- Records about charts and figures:
[BEGIN]
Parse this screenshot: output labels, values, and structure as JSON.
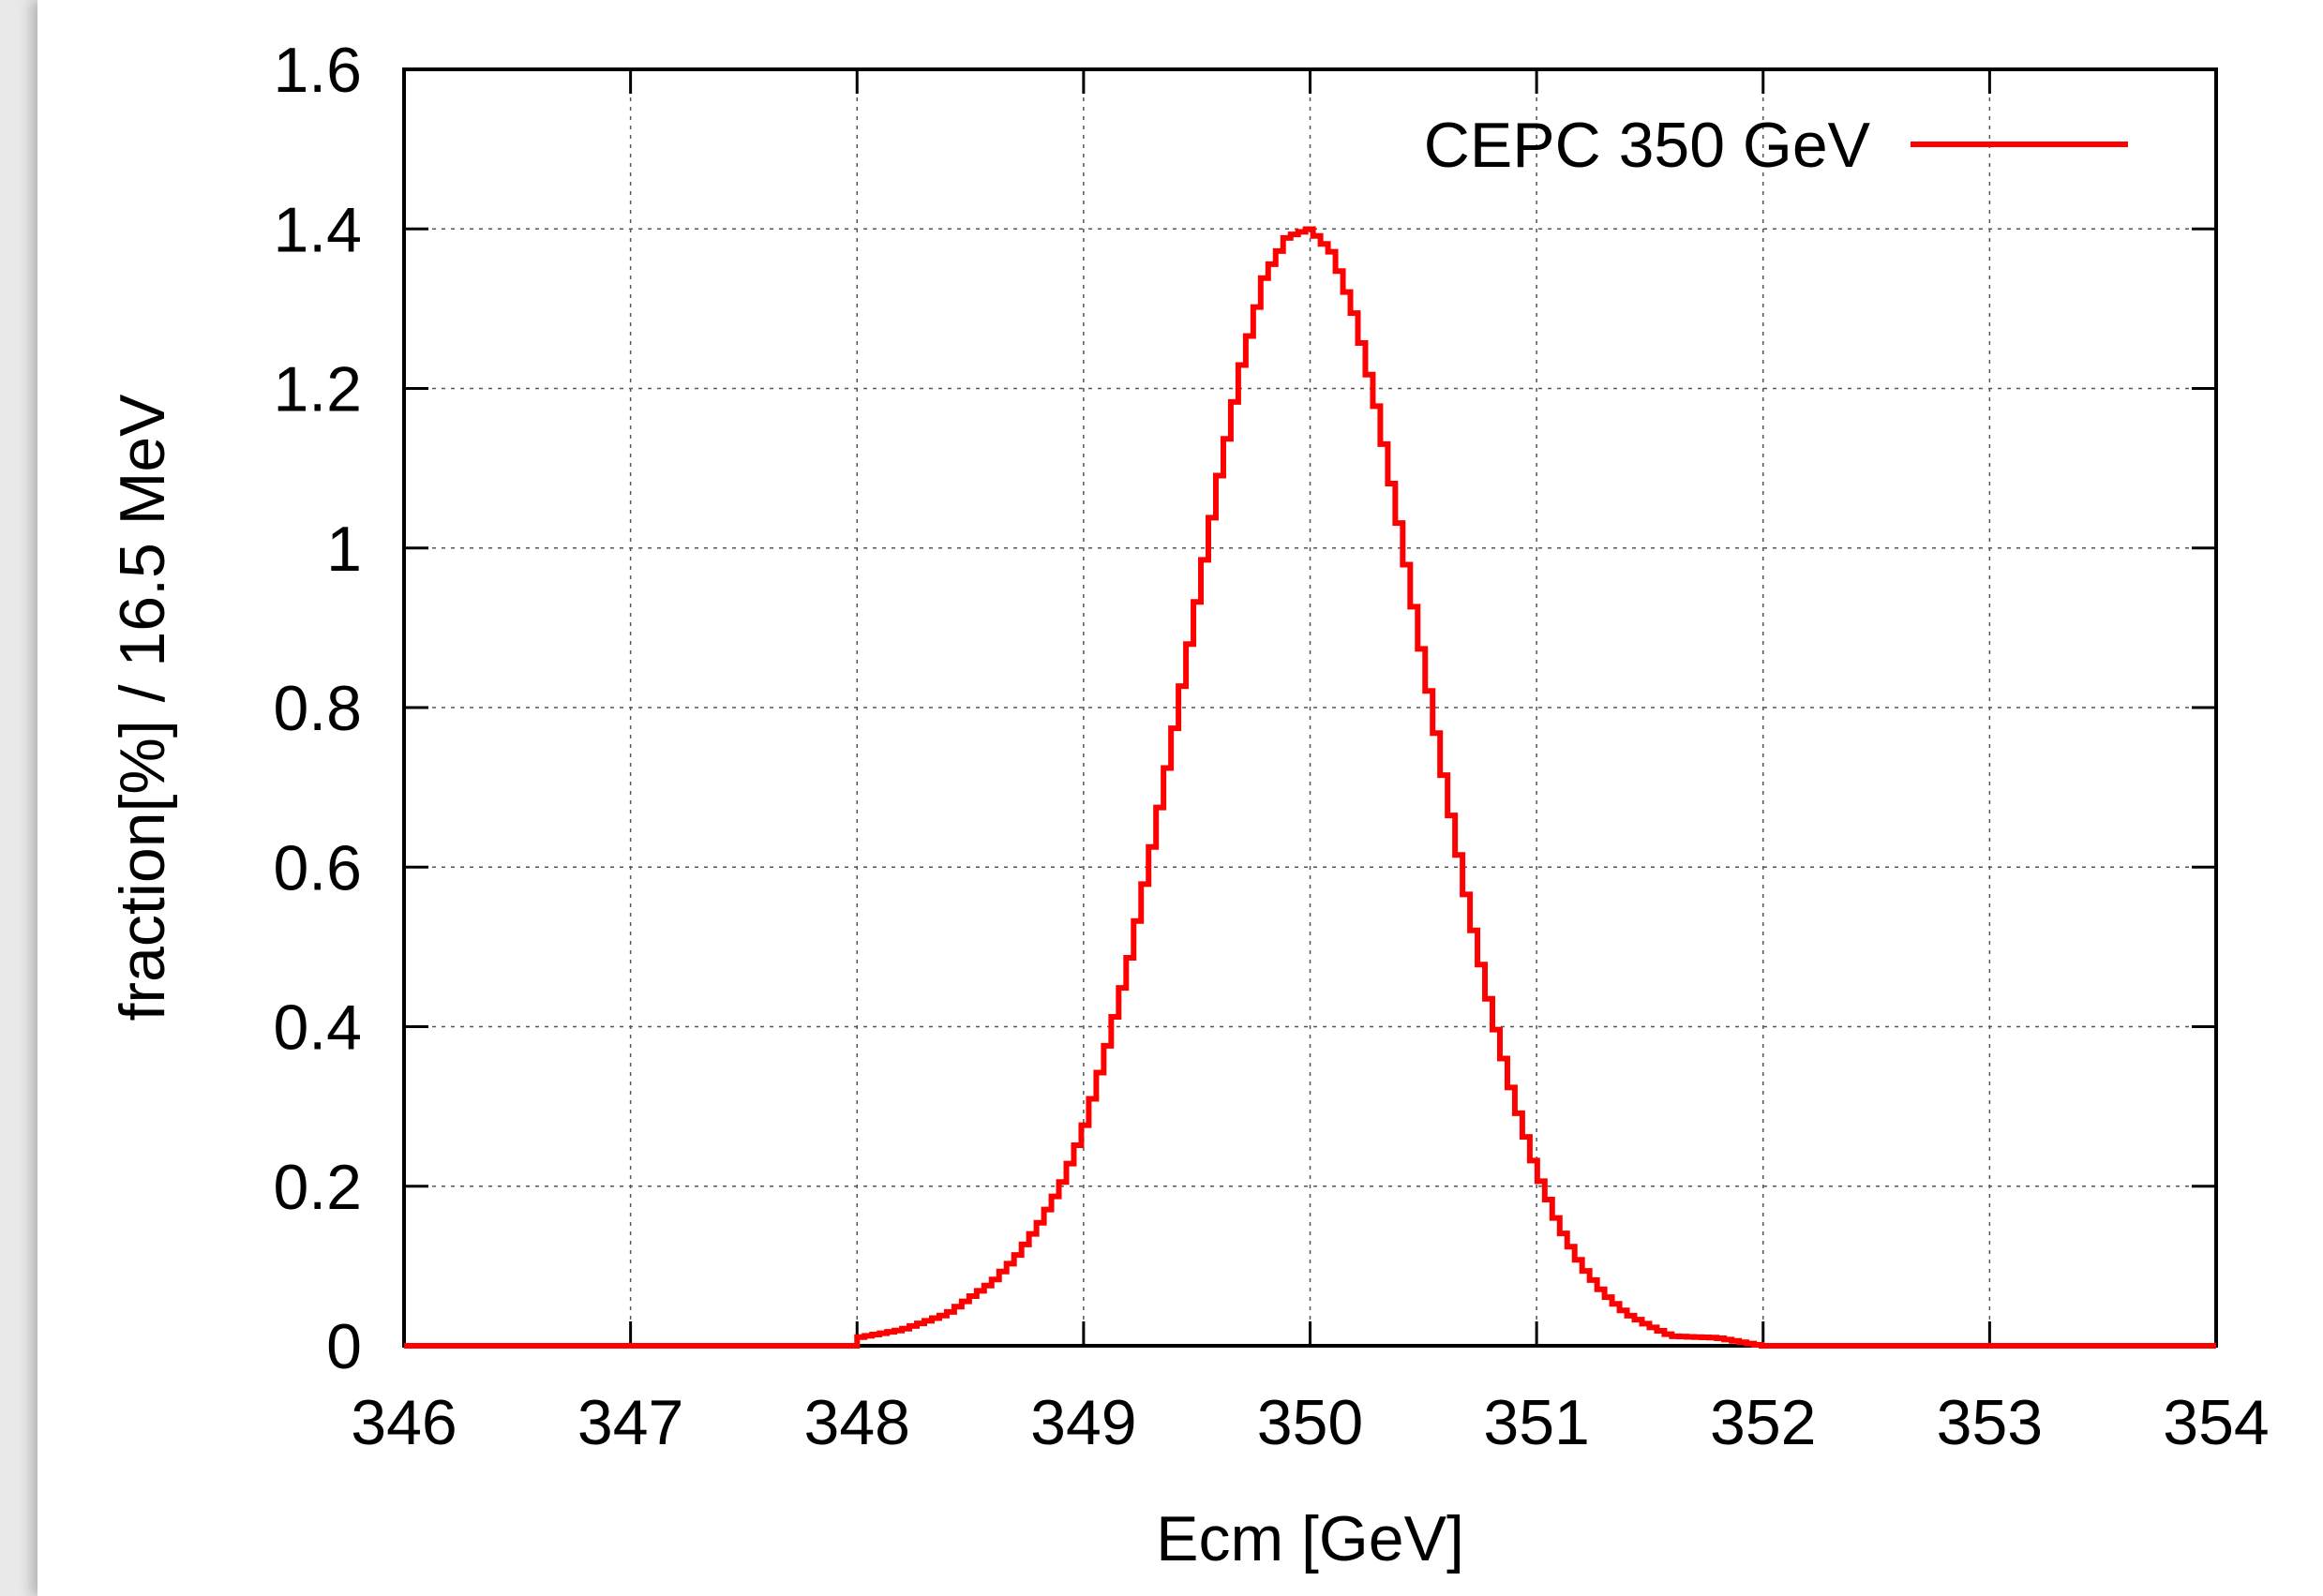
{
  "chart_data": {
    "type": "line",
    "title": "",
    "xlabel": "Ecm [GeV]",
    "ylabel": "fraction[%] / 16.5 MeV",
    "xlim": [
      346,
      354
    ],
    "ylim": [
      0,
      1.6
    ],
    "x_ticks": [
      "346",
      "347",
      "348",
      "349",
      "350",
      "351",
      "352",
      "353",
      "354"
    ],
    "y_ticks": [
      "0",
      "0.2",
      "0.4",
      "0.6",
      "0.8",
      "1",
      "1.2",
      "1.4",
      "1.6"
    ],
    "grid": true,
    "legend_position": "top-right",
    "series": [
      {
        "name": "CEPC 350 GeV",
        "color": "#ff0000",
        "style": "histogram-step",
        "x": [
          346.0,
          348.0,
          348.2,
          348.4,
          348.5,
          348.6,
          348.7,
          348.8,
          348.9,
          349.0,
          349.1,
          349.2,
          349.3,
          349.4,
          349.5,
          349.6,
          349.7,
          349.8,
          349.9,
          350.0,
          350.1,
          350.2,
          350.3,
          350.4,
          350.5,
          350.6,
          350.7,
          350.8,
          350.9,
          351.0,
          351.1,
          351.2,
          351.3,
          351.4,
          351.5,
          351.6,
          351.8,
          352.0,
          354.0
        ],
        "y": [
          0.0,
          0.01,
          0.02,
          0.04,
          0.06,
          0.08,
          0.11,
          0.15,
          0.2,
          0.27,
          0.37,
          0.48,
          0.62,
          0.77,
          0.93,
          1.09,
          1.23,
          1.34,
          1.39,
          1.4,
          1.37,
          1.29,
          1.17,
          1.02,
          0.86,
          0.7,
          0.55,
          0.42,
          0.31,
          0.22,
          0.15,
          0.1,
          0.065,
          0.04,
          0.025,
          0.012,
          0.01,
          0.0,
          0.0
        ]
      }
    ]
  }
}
[END]
- SET PROBLEM: Could you repeat all of the material exactly? Pictures should not be copied.

- FINISHED TASK:
Parse this screenshot: output labels, values, and structure as JSON.
{
  "chart_data": {
    "type": "line",
    "title": "",
    "xlabel": "Ecm [GeV]",
    "ylabel": "fraction[%] / 16.5 MeV",
    "xlim": [
      346,
      354
    ],
    "ylim": [
      0,
      1.6
    ],
    "x_ticks": [
      "346",
      "347",
      "348",
      "349",
      "350",
      "351",
      "352",
      "353",
      "354"
    ],
    "y_ticks": [
      "0",
      "0.2",
      "0.4",
      "0.6",
      "0.8",
      "1",
      "1.2",
      "1.4",
      "1.6"
    ],
    "grid": true,
    "legend_position": "top-right",
    "series": [
      {
        "name": "CEPC 350 GeV",
        "color": "#ff0000",
        "style": "histogram-step",
        "x": [
          346.0,
          348.0,
          348.2,
          348.4,
          348.5,
          348.6,
          348.7,
          348.8,
          348.9,
          349.0,
          349.1,
          349.2,
          349.3,
          349.4,
          349.5,
          349.6,
          349.7,
          349.8,
          349.9,
          350.0,
          350.1,
          350.2,
          350.3,
          350.4,
          350.5,
          350.6,
          350.7,
          350.8,
          350.9,
          351.0,
          351.1,
          351.2,
          351.3,
          351.4,
          351.5,
          351.6,
          351.8,
          352.0,
          354.0
        ],
        "y": [
          0.0,
          0.01,
          0.02,
          0.04,
          0.06,
          0.08,
          0.11,
          0.15,
          0.2,
          0.27,
          0.37,
          0.48,
          0.62,
          0.77,
          0.93,
          1.09,
          1.23,
          1.34,
          1.39,
          1.4,
          1.37,
          1.29,
          1.17,
          1.02,
          0.86,
          0.7,
          0.55,
          0.42,
          0.31,
          0.22,
          0.15,
          0.1,
          0.065,
          0.04,
          0.025,
          0.012,
          0.01,
          0.0,
          0.0
        ]
      }
    ]
  }
}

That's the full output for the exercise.